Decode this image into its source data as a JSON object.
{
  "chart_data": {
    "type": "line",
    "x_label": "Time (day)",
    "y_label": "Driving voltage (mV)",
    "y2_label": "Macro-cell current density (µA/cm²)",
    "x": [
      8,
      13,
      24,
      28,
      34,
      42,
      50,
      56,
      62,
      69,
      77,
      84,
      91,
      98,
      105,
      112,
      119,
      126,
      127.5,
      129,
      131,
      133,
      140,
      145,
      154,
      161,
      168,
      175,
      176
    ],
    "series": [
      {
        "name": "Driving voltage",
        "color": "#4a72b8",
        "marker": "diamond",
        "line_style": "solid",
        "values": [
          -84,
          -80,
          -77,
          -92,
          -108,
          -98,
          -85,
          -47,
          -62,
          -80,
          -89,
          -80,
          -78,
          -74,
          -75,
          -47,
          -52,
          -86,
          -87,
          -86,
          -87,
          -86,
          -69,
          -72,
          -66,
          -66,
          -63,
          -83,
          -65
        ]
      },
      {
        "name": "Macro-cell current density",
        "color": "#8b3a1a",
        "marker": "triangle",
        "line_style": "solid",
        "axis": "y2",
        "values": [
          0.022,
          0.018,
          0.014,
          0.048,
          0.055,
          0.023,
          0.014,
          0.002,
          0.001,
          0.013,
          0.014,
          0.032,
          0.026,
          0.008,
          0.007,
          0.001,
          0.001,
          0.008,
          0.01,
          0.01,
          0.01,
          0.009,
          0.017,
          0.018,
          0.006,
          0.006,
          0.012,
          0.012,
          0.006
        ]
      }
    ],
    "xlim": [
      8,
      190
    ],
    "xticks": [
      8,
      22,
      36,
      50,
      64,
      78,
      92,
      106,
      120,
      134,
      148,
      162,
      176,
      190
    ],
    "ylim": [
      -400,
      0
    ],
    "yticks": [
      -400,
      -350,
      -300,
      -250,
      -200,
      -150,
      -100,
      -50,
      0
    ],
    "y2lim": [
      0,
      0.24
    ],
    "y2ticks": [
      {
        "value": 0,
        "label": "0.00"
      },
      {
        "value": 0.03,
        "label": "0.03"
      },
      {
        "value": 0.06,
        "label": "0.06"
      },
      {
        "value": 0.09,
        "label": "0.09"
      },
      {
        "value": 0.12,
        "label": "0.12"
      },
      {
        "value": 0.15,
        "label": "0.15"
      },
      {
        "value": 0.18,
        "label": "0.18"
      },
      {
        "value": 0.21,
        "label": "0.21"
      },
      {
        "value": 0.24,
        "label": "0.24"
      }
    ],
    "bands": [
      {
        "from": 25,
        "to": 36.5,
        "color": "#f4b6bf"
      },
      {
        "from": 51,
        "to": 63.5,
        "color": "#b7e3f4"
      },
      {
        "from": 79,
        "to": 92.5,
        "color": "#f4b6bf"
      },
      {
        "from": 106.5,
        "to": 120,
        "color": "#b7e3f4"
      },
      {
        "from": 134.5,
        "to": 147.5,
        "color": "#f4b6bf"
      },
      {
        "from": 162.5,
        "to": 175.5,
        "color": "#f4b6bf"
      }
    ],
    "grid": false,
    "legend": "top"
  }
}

◆ ◆ ◆ ◆ ◆

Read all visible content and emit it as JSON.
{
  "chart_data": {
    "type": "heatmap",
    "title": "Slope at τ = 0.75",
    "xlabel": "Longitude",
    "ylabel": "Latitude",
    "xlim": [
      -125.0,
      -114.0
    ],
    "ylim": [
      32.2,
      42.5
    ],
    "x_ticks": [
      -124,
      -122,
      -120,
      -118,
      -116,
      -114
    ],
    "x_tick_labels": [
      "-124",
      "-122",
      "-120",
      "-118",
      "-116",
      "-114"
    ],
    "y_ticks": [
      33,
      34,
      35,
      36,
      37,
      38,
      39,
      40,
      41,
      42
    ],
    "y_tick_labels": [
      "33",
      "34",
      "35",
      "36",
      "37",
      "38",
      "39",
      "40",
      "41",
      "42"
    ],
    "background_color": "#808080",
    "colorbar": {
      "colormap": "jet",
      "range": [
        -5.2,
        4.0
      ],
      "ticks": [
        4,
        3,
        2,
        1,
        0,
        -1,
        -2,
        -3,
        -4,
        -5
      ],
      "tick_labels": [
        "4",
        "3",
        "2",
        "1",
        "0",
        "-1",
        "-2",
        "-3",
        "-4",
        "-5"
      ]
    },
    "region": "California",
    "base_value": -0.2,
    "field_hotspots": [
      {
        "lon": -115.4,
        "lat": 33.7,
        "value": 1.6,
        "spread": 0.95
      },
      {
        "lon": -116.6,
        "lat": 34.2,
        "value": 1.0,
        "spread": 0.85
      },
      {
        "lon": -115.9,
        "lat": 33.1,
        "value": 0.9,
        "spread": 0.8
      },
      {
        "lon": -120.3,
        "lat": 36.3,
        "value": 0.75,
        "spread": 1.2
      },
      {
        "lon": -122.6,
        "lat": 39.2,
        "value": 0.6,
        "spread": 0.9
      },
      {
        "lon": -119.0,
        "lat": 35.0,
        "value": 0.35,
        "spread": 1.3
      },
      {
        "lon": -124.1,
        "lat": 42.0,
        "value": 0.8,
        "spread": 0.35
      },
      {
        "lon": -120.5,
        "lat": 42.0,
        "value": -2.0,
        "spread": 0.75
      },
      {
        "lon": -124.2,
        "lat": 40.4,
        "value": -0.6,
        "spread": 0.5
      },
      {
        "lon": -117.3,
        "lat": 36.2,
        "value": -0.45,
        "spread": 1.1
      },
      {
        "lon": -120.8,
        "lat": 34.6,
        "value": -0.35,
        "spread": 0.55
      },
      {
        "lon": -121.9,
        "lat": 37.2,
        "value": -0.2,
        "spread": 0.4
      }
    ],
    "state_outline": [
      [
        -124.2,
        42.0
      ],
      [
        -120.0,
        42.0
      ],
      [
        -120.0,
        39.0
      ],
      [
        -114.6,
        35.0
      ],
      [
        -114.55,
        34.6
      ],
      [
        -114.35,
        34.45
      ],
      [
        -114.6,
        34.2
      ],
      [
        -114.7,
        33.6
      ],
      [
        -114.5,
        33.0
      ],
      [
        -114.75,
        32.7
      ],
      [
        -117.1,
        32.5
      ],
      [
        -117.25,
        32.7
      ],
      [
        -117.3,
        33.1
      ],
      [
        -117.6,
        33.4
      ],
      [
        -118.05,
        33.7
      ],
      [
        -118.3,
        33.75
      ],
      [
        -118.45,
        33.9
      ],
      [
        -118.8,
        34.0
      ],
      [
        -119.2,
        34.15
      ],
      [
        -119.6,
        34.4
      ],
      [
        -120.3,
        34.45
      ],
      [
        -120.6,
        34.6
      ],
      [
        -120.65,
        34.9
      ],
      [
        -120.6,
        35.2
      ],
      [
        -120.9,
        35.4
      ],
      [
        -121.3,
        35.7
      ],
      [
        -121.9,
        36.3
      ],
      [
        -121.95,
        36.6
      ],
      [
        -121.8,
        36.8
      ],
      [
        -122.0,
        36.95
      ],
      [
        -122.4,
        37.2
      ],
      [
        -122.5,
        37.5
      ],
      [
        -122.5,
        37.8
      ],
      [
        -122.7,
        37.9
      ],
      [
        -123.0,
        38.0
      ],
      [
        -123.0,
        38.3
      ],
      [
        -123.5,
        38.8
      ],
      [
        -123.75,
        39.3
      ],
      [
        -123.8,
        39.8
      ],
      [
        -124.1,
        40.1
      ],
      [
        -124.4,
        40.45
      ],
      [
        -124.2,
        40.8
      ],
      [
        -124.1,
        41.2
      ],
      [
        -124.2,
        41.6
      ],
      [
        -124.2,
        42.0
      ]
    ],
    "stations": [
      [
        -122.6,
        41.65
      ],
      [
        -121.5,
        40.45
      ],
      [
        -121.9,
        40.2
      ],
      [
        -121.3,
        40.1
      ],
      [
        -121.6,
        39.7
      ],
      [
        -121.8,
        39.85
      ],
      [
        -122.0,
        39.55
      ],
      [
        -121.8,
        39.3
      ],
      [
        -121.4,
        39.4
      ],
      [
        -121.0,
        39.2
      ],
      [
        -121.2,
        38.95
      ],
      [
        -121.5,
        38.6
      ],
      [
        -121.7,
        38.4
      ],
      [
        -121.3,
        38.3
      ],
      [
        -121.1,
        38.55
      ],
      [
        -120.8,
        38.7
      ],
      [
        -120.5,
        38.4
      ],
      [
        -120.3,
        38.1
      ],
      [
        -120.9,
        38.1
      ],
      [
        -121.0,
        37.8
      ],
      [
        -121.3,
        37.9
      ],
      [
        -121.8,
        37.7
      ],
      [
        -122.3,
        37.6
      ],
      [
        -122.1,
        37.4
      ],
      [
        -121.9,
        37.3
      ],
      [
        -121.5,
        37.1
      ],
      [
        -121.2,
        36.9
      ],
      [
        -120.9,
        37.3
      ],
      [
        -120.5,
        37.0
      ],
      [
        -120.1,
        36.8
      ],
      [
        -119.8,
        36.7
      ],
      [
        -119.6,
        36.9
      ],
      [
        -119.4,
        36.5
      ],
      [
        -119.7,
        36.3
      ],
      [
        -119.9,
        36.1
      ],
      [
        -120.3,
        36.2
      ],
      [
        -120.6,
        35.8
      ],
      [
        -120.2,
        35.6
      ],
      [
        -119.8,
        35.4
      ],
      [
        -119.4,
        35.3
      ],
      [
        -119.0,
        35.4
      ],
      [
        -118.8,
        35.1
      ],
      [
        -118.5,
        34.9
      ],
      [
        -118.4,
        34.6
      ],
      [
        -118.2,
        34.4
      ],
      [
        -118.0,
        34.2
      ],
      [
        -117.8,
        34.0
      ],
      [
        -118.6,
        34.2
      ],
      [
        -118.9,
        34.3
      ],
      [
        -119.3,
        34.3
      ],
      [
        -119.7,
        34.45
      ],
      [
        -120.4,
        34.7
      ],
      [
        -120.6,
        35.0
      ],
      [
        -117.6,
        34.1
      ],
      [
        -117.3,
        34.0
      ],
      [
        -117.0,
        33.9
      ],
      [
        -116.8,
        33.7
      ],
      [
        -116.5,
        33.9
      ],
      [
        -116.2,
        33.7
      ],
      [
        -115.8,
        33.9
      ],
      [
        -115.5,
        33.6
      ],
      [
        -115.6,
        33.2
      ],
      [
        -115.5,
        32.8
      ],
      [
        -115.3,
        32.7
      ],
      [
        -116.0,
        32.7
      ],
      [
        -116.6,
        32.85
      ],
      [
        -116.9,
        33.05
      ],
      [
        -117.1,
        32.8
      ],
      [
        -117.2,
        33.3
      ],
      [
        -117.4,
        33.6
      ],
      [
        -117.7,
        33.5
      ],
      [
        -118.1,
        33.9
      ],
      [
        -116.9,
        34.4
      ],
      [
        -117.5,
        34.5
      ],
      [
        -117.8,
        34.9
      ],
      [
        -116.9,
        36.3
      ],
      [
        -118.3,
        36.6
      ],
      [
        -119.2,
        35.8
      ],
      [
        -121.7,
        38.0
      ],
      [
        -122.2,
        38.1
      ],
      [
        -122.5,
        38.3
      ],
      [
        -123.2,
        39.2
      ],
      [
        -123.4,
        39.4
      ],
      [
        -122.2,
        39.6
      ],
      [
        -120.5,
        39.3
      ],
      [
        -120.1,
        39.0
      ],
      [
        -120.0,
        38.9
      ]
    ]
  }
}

◆ ◆ ◆ ◆ ◆

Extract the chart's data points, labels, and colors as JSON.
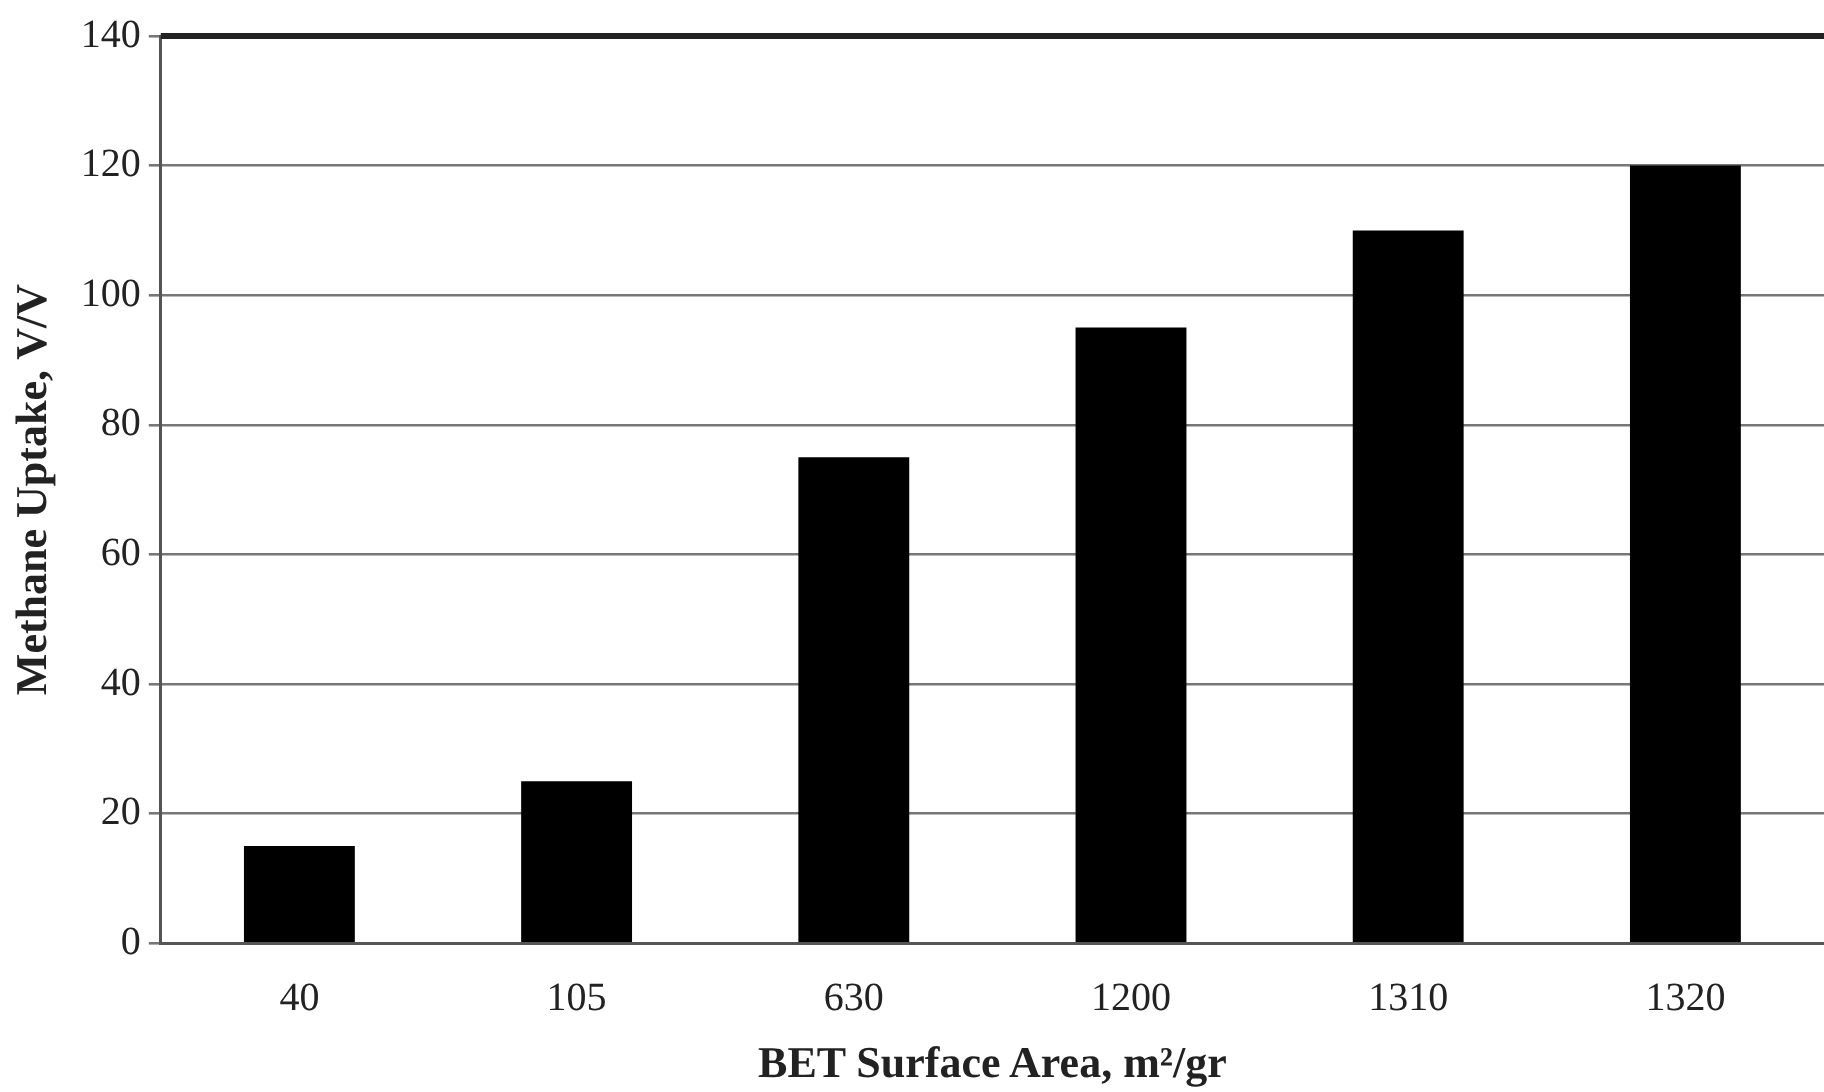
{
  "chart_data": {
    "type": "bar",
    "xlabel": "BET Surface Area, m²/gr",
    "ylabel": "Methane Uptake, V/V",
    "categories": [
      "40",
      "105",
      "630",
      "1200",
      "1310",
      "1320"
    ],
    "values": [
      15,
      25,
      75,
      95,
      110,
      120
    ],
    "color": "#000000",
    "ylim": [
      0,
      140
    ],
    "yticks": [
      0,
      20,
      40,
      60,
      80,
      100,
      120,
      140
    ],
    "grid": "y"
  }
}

◆ ◆ ◆ ◆ ◆

# WHAT THIS TASK INVOLVES
Pull out every line in the material above where "density" occurs.

# RESPONSE TO THE TASK
    "y2_label": "Macro-cell current density (µA/cm²)",
        "name": "Macro-cell current density",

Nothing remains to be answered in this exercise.